- _Objective_
Please work out how many lines in the material contain "name" and give only that figure.

Data tied to figure images
· · · · · · ·
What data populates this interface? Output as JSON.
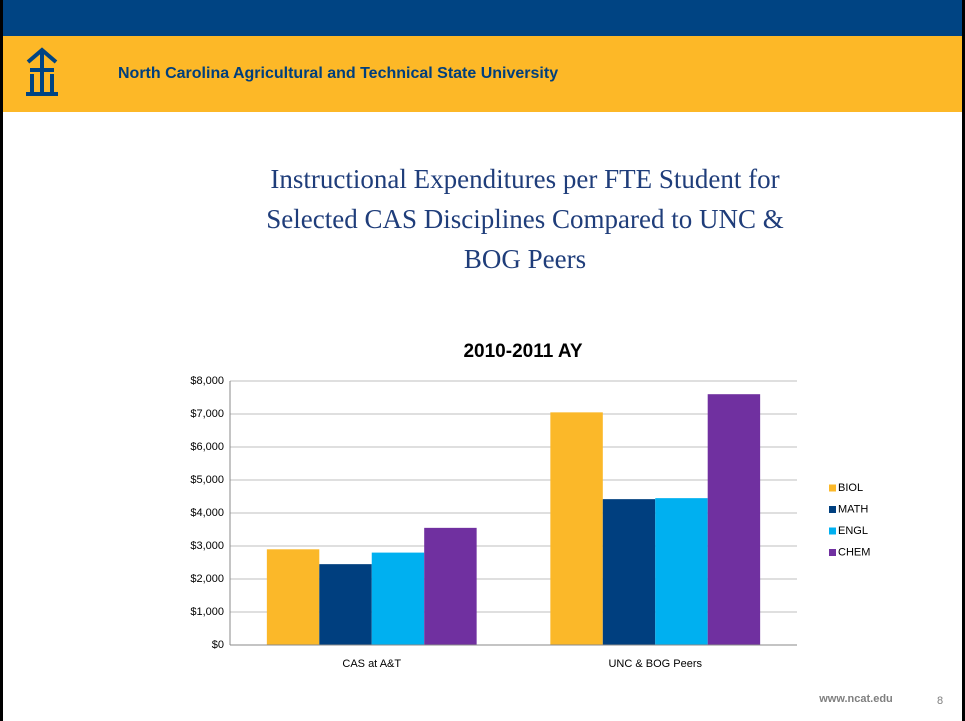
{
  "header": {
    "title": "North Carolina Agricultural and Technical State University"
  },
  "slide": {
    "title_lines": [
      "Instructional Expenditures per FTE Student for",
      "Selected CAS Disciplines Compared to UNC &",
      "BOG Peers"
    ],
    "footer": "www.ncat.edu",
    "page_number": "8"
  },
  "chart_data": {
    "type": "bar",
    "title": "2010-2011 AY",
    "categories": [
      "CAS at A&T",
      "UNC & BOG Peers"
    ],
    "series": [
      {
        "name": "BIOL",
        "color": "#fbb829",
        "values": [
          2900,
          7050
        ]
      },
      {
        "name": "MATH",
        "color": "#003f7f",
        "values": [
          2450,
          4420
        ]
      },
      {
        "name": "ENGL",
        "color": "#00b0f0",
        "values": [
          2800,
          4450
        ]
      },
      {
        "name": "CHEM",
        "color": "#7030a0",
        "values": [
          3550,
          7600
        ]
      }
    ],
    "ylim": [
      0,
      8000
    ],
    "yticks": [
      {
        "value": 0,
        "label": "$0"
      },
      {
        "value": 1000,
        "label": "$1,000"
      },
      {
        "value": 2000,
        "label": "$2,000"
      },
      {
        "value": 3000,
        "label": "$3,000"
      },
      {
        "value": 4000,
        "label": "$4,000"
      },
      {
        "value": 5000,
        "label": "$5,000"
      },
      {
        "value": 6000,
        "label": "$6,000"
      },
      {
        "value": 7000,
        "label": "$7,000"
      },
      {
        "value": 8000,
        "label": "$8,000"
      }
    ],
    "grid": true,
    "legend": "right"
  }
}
· · · · · · ·
- _Full answer_
4